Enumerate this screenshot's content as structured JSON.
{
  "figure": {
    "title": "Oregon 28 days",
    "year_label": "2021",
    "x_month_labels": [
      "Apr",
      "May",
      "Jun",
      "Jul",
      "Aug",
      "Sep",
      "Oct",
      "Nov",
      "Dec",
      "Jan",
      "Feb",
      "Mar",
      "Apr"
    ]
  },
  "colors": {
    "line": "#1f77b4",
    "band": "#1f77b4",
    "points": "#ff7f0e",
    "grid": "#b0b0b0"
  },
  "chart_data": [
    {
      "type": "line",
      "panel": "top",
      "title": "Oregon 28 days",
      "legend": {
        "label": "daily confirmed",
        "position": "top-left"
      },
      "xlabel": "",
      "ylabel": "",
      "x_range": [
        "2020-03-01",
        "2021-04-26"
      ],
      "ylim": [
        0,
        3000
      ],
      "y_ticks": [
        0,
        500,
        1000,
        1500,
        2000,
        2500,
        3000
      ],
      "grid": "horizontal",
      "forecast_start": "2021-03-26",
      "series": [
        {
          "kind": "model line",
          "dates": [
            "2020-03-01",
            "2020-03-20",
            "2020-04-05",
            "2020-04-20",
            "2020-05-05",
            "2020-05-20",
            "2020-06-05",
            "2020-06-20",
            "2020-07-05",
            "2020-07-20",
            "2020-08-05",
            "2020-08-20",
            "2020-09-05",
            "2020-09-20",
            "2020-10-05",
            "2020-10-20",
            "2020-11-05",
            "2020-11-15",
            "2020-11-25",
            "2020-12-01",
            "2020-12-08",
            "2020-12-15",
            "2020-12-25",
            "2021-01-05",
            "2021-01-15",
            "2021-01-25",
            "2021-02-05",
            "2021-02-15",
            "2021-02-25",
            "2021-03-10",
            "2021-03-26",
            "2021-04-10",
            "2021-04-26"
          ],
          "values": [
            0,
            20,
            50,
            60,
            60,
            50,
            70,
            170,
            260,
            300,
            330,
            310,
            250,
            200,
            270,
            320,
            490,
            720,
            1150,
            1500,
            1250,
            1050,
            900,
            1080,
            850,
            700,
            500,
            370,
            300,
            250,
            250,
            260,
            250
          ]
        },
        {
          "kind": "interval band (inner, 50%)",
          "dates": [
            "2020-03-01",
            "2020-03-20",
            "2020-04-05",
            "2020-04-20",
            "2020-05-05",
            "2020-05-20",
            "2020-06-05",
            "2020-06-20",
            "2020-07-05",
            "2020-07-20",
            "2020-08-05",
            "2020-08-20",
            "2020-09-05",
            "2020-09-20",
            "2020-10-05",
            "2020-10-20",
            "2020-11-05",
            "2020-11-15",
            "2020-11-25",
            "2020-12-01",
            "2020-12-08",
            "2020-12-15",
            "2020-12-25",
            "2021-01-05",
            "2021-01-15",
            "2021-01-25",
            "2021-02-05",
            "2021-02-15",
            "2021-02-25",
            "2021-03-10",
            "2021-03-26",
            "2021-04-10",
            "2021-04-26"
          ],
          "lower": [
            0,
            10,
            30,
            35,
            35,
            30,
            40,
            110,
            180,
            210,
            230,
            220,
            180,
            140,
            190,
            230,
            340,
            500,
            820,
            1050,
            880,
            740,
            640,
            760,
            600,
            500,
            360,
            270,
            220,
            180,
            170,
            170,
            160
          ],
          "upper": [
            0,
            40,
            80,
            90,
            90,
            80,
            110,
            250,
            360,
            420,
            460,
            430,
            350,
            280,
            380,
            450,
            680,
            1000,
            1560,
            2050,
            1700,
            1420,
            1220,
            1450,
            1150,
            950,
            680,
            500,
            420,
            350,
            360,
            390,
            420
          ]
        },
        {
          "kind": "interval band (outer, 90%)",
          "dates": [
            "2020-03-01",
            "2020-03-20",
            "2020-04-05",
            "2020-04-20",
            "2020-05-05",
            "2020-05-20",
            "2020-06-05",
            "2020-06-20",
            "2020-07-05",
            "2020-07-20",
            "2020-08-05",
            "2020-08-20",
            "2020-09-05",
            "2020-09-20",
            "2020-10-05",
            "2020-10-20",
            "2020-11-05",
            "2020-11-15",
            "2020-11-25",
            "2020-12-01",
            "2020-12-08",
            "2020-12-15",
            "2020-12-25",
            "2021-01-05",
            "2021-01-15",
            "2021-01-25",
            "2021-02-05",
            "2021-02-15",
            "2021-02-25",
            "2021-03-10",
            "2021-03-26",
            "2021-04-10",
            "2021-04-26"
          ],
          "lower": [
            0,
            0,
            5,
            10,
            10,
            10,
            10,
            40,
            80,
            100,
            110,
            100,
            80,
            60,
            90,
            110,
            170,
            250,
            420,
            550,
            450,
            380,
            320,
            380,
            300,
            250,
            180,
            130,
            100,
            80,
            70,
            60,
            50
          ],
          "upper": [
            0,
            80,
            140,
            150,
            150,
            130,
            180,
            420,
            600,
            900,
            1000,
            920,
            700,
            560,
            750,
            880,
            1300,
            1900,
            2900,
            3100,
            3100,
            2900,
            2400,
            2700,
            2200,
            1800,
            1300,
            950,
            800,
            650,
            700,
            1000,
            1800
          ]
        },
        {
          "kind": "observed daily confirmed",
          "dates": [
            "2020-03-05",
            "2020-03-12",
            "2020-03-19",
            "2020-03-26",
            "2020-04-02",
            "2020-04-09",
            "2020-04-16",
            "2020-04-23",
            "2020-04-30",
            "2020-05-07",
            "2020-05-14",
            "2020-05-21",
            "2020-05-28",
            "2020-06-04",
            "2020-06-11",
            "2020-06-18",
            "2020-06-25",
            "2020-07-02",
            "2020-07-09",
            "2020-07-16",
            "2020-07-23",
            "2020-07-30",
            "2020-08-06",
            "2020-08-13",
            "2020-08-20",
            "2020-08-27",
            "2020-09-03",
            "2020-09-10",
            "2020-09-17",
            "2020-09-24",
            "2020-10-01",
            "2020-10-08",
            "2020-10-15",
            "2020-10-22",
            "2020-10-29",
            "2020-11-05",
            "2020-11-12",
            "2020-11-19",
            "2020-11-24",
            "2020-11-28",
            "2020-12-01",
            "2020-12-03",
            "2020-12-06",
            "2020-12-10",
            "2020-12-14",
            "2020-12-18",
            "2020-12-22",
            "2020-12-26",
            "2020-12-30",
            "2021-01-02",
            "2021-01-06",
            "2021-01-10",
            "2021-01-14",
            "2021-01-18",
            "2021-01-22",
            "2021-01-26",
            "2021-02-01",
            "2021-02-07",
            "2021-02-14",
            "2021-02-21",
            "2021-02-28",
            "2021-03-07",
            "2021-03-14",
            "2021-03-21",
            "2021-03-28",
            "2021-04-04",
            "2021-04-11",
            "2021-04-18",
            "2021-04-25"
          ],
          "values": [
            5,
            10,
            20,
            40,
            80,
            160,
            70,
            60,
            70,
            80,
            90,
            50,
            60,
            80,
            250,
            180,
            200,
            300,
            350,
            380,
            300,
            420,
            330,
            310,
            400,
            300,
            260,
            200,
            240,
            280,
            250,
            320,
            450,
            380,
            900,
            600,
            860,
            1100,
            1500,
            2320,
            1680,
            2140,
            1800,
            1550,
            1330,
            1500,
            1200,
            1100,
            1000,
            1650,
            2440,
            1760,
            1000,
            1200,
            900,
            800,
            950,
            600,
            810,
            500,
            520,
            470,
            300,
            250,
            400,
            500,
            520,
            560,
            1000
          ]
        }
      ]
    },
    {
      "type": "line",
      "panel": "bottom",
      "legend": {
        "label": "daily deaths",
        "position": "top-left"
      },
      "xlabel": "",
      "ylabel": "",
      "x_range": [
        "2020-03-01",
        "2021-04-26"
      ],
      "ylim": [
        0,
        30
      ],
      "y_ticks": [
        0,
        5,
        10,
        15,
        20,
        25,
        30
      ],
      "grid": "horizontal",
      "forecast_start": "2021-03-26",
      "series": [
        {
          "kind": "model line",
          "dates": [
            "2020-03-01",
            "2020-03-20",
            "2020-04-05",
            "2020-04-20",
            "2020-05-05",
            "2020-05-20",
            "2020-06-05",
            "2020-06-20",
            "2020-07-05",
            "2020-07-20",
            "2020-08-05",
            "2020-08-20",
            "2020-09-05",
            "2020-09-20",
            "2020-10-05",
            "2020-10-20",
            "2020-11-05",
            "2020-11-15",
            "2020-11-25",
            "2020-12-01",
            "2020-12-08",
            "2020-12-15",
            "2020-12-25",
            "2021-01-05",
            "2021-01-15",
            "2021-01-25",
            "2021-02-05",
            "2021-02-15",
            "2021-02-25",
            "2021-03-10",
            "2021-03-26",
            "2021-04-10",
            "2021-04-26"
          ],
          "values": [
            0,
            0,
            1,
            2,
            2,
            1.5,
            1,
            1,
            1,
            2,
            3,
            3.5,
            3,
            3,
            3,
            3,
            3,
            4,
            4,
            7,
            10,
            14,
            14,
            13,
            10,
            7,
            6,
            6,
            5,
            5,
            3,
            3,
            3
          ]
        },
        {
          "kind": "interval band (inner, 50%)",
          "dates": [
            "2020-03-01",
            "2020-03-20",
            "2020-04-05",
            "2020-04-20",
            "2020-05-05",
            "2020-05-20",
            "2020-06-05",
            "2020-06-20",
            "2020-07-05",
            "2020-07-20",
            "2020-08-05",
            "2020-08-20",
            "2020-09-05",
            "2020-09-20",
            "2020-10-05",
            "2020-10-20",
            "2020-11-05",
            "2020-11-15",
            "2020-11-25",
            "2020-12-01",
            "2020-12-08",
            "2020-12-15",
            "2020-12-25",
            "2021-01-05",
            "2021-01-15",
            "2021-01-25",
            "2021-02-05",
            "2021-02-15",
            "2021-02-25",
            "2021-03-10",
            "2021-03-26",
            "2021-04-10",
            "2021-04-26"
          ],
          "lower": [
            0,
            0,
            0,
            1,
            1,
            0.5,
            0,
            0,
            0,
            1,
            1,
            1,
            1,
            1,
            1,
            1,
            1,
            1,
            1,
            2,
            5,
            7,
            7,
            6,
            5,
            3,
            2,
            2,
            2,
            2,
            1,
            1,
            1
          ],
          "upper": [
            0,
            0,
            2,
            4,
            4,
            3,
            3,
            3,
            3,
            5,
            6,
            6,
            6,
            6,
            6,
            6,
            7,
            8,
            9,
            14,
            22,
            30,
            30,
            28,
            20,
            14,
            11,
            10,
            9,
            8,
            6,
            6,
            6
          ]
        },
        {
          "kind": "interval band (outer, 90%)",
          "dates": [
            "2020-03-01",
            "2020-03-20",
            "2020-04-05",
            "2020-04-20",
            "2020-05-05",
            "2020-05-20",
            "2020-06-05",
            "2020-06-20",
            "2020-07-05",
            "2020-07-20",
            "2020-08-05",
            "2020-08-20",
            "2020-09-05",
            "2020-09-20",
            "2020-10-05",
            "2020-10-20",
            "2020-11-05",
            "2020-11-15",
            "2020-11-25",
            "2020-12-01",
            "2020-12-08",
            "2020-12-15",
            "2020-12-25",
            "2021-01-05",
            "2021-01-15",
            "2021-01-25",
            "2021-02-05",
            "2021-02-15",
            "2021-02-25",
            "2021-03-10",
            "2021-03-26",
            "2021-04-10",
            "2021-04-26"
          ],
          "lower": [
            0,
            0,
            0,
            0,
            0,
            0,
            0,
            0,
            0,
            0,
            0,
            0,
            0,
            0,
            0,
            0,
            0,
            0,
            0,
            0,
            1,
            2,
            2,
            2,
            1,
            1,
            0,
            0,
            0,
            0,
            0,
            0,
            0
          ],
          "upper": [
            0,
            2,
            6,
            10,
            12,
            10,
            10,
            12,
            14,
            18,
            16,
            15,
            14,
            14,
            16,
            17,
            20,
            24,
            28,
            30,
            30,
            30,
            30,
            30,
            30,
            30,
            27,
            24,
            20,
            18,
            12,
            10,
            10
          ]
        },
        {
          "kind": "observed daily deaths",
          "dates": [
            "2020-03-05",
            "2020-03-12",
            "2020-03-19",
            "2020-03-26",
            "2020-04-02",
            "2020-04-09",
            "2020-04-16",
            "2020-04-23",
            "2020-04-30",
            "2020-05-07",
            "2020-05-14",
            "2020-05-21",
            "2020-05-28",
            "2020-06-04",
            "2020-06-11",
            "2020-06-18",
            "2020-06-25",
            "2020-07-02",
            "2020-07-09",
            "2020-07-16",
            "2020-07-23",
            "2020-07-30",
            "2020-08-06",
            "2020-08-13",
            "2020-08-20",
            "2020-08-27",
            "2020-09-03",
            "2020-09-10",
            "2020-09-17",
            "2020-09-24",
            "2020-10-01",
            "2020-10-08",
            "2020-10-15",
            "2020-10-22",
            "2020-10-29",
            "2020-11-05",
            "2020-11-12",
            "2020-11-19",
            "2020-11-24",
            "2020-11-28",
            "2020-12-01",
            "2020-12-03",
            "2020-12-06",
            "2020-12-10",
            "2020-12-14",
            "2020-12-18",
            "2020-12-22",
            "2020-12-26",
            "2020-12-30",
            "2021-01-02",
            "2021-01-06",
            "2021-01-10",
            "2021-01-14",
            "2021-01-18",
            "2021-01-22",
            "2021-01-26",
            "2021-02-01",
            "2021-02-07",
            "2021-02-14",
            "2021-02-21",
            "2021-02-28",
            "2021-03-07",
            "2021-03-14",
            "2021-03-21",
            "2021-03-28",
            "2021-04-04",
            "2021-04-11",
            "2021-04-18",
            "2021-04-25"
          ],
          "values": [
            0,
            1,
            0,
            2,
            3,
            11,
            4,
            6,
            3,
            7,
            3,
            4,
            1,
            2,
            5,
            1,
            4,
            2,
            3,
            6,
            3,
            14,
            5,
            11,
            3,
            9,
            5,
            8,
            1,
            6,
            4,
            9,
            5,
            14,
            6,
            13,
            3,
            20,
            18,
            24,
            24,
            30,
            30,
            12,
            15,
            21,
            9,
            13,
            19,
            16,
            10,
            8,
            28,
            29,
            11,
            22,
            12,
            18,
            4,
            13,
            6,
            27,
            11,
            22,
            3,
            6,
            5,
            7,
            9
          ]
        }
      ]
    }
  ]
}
------------------------------------------------------------------------
**DIRECTION**: Tally up the lines of the listing containing the word "Oregon". Give only the total.

**SOLUTION TO THIS TASK**: 2